- **THE PROBLEM**:
Leave out the images; return the rest of the data exactly.

- **EXERCISE INPUT**:

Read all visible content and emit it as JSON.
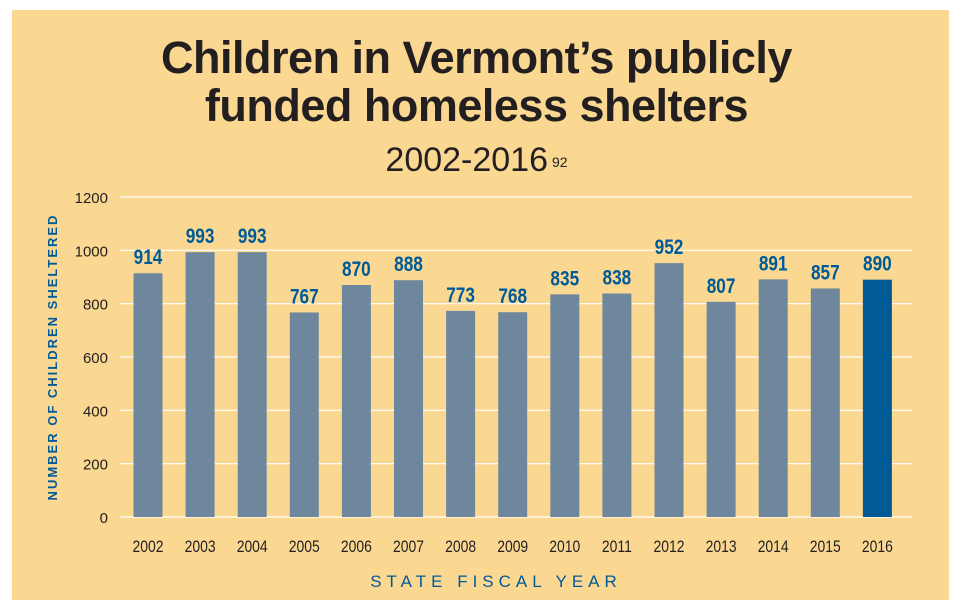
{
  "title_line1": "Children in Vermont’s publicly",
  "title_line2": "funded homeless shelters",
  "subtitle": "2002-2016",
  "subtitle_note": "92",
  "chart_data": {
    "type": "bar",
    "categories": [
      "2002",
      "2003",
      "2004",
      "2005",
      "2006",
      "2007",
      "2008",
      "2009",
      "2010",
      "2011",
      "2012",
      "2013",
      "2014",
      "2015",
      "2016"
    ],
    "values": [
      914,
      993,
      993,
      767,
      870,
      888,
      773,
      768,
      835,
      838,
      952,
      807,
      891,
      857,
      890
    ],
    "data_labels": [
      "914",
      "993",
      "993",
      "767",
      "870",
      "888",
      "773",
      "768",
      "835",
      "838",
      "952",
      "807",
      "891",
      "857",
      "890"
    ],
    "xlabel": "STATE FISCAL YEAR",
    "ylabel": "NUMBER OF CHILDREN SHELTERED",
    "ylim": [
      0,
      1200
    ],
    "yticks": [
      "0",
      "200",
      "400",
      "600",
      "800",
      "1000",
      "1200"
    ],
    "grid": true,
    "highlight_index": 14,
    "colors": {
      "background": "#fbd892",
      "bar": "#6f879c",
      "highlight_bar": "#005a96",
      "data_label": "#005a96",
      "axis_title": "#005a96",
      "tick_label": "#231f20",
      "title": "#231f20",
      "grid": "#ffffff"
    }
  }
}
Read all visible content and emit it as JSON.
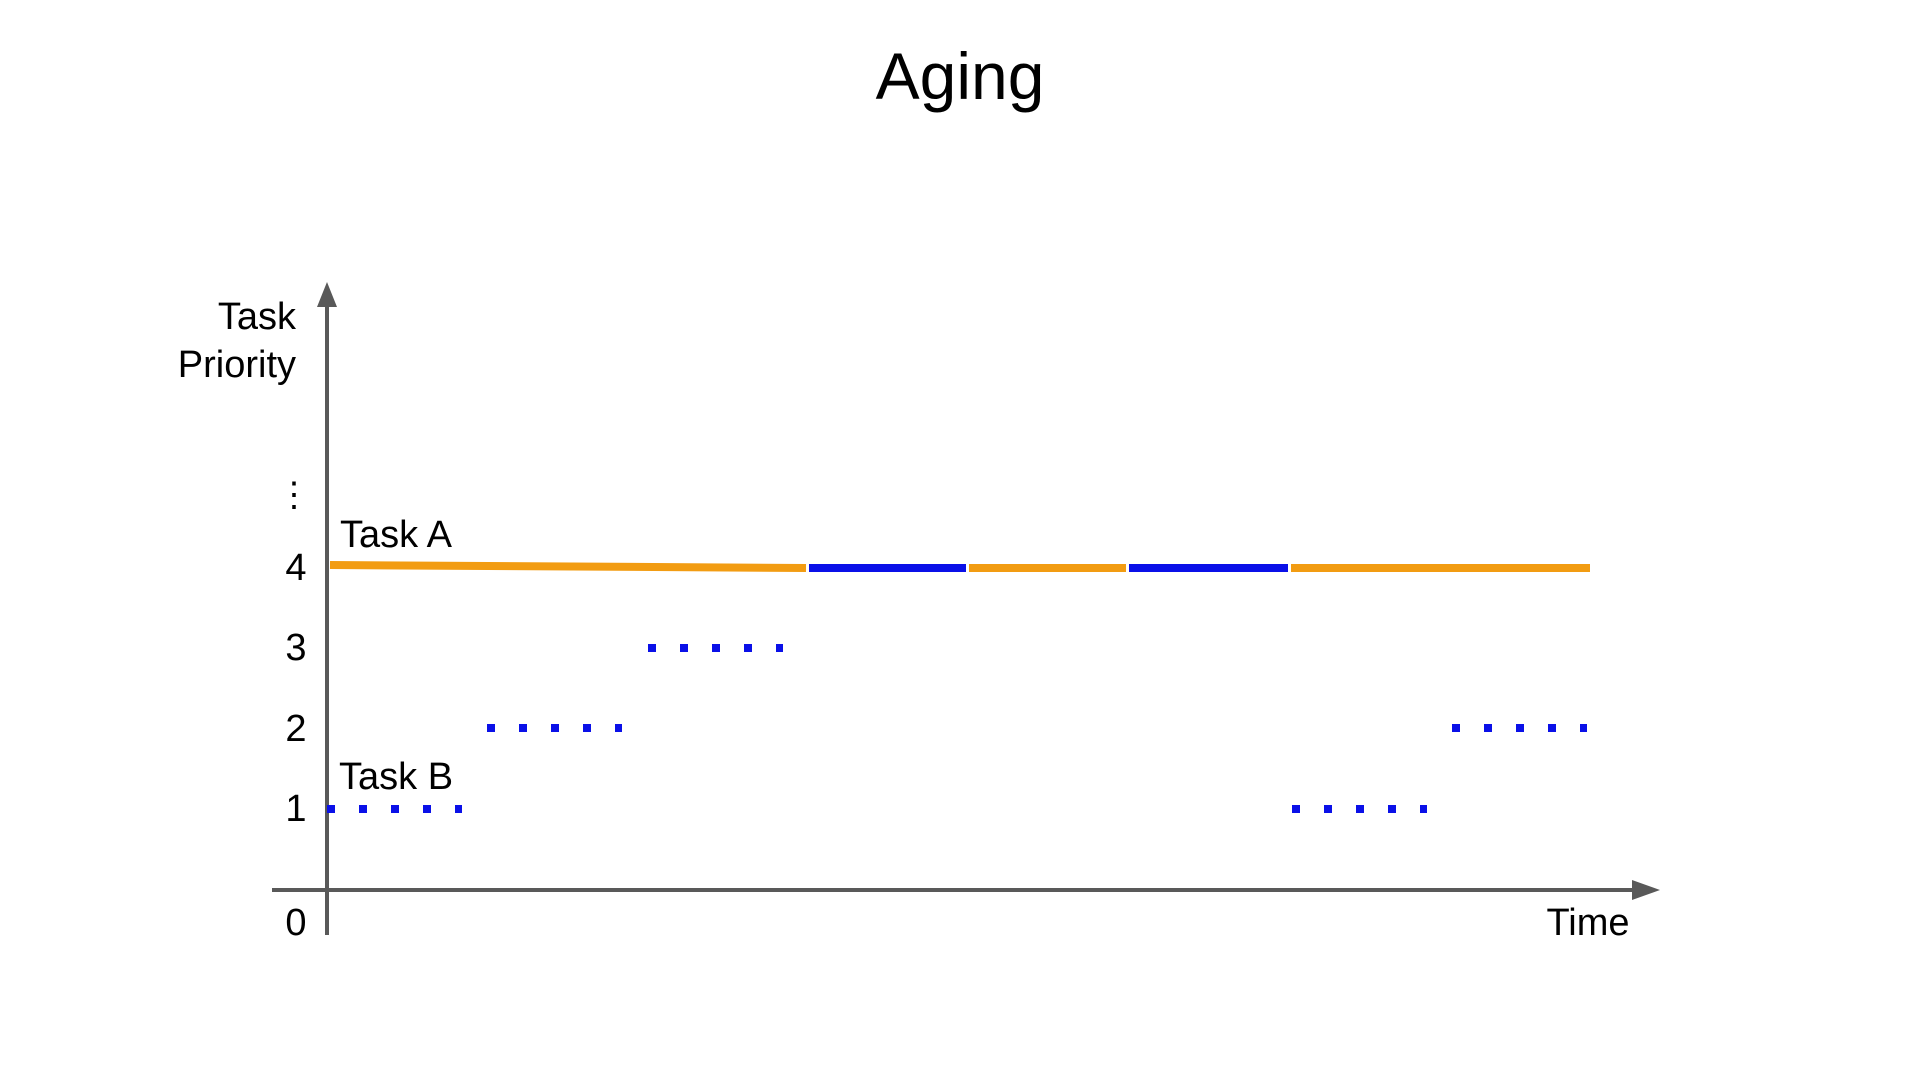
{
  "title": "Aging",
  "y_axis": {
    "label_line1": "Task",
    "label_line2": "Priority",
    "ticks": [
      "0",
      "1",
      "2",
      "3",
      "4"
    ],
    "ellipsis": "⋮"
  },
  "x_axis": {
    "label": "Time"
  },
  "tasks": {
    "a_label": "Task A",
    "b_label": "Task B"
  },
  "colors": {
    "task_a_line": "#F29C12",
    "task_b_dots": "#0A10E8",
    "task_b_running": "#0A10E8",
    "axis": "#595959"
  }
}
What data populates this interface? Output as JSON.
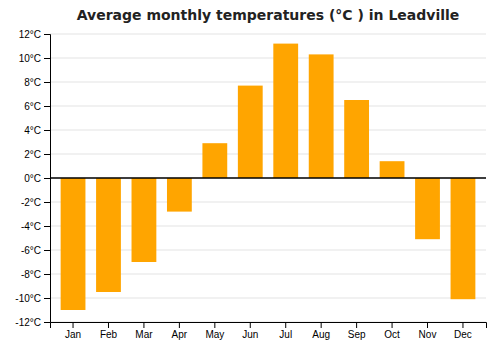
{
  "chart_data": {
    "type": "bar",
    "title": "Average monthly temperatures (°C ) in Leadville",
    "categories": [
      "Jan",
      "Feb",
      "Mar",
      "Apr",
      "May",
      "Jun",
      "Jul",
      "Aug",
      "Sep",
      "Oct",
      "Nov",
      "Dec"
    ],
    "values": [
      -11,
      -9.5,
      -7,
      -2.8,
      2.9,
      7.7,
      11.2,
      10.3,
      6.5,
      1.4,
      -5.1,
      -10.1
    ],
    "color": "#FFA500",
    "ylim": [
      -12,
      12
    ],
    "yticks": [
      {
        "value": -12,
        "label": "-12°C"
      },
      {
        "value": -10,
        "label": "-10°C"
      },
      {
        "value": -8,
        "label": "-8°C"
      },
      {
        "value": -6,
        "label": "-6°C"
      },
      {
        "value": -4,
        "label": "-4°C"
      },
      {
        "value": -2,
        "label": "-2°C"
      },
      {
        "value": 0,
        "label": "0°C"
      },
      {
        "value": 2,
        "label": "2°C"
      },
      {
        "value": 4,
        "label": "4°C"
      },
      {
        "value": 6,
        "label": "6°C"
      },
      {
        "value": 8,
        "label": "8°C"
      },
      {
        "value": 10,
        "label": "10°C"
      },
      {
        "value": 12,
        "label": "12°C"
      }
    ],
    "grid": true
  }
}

- **TASK OUTPUT**:
Read all visible content and emit it as JSON.
{
  "title_line1": "Children in Vermont’s publicly",
  "title_line2": "funded homeless shelters",
  "subtitle": "2002-2016",
  "subtitle_note": "92",
  "chart_data": {
    "type": "bar",
    "categories": [
      "2002",
      "2003",
      "2004",
      "2005",
      "2006",
      "2007",
      "2008",
      "2009",
      "2010",
      "2011",
      "2012",
      "2013",
      "2014",
      "2015",
      "2016"
    ],
    "values": [
      914,
      993,
      993,
      767,
      870,
      888,
      773,
      768,
      835,
      838,
      952,
      807,
      891,
      857,
      890
    ],
    "data_labels": [
      "914",
      "993",
      "993",
      "767",
      "870",
      "888",
      "773",
      "768",
      "835",
      "838",
      "952",
      "807",
      "891",
      "857",
      "890"
    ],
    "xlabel": "STATE FISCAL YEAR",
    "ylabel": "NUMBER OF CHILDREN SHELTERED",
    "ylim": [
      0,
      1200
    ],
    "yticks": [
      "0",
      "200",
      "400",
      "600",
      "800",
      "1000",
      "1200"
    ],
    "grid": true,
    "highlight_index": 14,
    "colors": {
      "background": "#fbd892",
      "bar": "#6f879c",
      "highlight_bar": "#005a96",
      "data_label": "#005a96",
      "axis_title": "#005a96",
      "tick_label": "#231f20",
      "title": "#231f20",
      "grid": "#ffffff"
    }
  }
}
Read all visible content and emit it as JSON.
{
  "title": "Aging",
  "y_axis": {
    "label_line1": "Task",
    "label_line2": "Priority",
    "ticks": [
      "0",
      "1",
      "2",
      "3",
      "4"
    ],
    "ellipsis": "⋮"
  },
  "x_axis": {
    "label": "Time"
  },
  "tasks": {
    "a_label": "Task A",
    "b_label": "Task B"
  },
  "colors": {
    "task_a_line": "#F29C12",
    "task_b_dots": "#0A10E8",
    "task_b_running": "#0A10E8",
    "axis": "#595959"
  }
}
What data populates this interface? Output as JSON.
{
  "chart_data": {
    "type": "bar",
    "title": "Average monthly temperatures (°C ) in Leadville",
    "categories": [
      "Jan",
      "Feb",
      "Mar",
      "Apr",
      "May",
      "Jun",
      "Jul",
      "Aug",
      "Sep",
      "Oct",
      "Nov",
      "Dec"
    ],
    "values": [
      -11,
      -9.5,
      -7,
      -2.8,
      2.9,
      7.7,
      11.2,
      10.3,
      6.5,
      1.4,
      -5.1,
      -10.1
    ],
    "color": "#FFA500",
    "ylim": [
      -12,
      12
    ],
    "yticks": [
      {
        "value": -12,
        "label": "-12°C"
      },
      {
        "value": -10,
        "label": "-10°C"
      },
      {
        "value": -8,
        "label": "-8°C"
      },
      {
        "value": -6,
        "label": "-6°C"
      },
      {
        "value": -4,
        "label": "-4°C"
      },
      {
        "value": -2,
        "label": "-2°C"
      },
      {
        "value": 0,
        "label": "0°C"
      },
      {
        "value": 2,
        "label": "2°C"
      },
      {
        "value": 4,
        "label": "4°C"
      },
      {
        "value": 6,
        "label": "6°C"
      },
      {
        "value": 8,
        "label": "8°C"
      },
      {
        "value": 10,
        "label": "10°C"
      },
      {
        "value": 12,
        "label": "12°C"
      }
    ],
    "grid": true
  }
}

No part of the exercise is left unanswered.